* begin INPUT RECORDS *

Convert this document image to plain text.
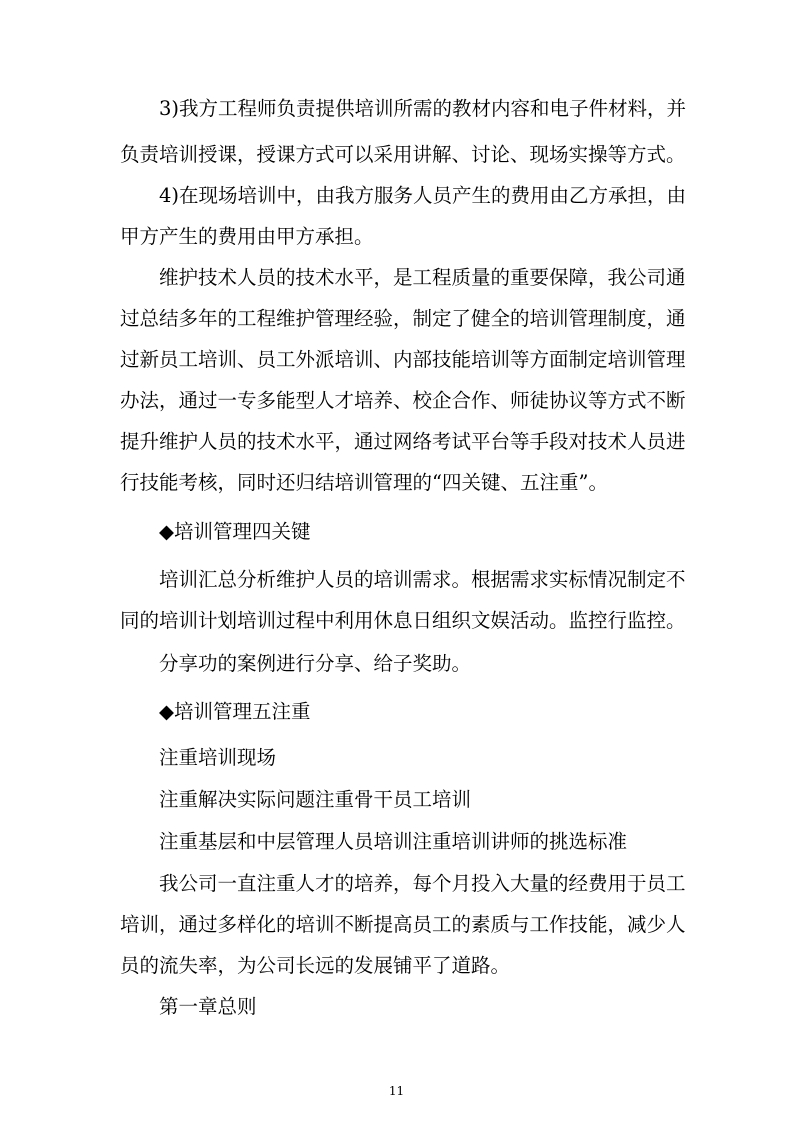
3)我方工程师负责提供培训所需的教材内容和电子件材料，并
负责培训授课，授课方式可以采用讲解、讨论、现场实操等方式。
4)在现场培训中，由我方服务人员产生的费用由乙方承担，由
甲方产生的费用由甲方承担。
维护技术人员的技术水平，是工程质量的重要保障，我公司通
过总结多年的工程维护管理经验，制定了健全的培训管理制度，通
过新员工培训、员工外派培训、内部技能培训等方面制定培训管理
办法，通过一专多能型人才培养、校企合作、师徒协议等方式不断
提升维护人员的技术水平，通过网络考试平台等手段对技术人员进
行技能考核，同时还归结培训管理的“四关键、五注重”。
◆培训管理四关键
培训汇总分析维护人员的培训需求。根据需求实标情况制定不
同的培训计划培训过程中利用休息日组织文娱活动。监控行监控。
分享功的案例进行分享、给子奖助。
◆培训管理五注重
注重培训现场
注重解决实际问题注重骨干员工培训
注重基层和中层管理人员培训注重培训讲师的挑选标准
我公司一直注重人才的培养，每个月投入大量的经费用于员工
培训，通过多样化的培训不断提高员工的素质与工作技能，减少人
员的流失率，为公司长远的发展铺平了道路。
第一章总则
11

* end INPUT RECORDS *
* begin INPUT RECORDS *

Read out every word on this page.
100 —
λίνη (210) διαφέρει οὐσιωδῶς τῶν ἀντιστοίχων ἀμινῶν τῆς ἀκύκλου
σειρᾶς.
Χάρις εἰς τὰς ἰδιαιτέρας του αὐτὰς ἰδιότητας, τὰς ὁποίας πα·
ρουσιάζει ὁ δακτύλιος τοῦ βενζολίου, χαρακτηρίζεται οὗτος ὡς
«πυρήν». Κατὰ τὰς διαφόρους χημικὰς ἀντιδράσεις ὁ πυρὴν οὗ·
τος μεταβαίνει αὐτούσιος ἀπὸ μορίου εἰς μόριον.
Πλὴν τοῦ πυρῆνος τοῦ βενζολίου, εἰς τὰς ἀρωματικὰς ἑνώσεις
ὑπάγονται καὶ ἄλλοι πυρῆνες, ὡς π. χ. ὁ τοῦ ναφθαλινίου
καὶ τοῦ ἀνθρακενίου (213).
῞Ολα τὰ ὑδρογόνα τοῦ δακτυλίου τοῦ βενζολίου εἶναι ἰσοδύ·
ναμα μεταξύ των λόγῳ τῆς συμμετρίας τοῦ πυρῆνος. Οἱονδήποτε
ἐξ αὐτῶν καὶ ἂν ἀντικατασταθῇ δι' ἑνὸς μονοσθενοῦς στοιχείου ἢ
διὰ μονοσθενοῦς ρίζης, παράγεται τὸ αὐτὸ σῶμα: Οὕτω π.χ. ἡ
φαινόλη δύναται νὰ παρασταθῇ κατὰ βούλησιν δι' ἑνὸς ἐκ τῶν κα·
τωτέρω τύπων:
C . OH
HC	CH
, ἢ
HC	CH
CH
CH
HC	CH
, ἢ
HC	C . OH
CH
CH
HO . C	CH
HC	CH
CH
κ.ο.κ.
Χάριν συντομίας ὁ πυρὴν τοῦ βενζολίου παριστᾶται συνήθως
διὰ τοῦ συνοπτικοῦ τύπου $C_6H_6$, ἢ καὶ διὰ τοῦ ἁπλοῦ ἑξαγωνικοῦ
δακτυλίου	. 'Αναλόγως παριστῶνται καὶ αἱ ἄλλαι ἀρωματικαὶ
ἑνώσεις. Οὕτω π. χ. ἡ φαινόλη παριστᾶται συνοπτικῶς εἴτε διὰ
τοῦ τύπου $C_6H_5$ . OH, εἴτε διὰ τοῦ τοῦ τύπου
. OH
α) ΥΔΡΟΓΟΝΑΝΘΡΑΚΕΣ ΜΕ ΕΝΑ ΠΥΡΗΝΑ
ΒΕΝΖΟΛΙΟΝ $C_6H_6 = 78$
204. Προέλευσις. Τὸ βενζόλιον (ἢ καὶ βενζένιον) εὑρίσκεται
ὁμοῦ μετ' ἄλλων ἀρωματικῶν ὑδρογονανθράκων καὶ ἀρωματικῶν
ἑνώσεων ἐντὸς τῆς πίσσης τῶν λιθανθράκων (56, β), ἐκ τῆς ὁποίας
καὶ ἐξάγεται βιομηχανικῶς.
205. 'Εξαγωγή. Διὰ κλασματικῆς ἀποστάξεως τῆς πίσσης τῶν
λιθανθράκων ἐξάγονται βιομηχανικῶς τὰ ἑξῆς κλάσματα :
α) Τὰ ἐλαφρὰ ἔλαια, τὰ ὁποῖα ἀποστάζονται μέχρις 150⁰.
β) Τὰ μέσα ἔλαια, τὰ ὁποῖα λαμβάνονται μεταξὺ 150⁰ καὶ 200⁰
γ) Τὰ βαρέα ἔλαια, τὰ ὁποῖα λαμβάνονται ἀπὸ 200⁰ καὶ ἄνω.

* end INPUT RECORDS *
* begin INPUT RECORDS *

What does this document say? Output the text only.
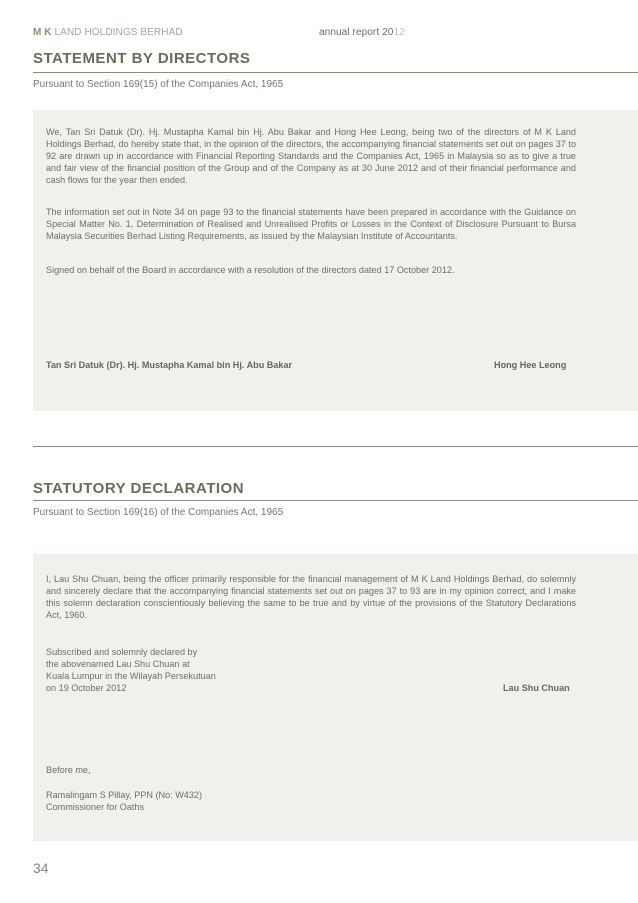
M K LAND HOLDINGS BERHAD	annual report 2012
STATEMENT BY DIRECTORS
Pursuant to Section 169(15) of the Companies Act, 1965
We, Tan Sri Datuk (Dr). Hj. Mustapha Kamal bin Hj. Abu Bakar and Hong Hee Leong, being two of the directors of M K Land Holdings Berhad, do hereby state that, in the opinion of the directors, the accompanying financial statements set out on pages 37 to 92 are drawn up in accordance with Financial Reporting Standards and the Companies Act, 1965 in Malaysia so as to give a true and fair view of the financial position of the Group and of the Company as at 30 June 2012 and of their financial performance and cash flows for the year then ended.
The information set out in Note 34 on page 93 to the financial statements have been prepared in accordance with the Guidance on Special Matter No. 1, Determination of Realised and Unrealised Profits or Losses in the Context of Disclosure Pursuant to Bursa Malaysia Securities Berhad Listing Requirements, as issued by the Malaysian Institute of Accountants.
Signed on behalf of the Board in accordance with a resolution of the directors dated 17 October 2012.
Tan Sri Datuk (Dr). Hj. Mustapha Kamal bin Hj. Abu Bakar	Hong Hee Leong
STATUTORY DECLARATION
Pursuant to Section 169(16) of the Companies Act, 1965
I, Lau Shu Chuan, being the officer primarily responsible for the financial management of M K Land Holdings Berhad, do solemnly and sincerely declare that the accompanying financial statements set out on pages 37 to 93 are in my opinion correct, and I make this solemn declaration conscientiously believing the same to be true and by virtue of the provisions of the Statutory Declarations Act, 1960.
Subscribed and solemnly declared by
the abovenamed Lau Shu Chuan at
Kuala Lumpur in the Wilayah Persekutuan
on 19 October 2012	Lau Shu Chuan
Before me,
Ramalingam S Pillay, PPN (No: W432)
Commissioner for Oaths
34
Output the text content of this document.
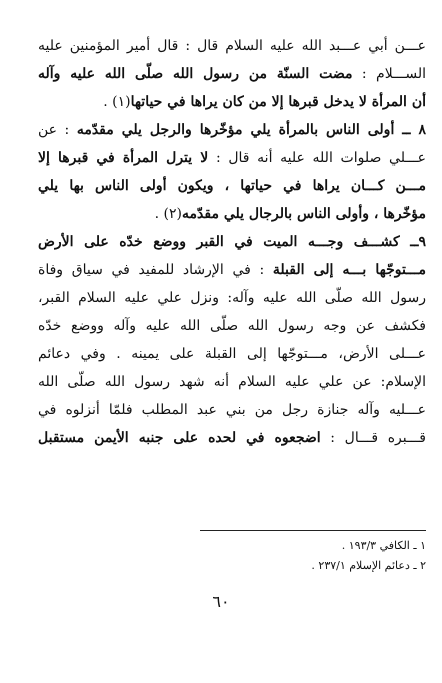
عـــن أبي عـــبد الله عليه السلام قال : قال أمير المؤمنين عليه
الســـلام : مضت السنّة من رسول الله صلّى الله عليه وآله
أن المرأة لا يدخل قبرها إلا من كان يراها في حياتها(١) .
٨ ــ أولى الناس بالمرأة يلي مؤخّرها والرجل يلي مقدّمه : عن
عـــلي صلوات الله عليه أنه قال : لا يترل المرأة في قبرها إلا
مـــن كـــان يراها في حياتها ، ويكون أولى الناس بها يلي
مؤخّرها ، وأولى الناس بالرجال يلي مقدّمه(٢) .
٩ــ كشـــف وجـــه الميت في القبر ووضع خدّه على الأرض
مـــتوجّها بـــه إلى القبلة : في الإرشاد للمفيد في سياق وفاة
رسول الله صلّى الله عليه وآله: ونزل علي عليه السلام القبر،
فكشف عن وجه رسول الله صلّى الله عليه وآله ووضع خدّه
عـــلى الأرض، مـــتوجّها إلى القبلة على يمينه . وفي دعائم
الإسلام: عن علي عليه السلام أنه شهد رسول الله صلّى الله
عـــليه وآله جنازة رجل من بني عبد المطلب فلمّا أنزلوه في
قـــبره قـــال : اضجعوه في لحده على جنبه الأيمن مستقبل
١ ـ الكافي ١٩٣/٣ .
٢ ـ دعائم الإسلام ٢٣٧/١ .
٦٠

* end INPUT RECORDS *

* **WHAT NEEDS TO BE DONE**
For this exercise, gather every line of the data that contains the word "φαινόλη".

* **ANSWER TO THIS PROBLEM**
φαινόλη δύναται νὰ παρασταθῇ κατὰ βούλησιν δι' ἑνὸς ἐκ τῶν κα·
ἑνώσεις. Οὕτω π. χ. ἡ φαινόλη παριστᾶται συνοπτικῶς εἴτε διὰ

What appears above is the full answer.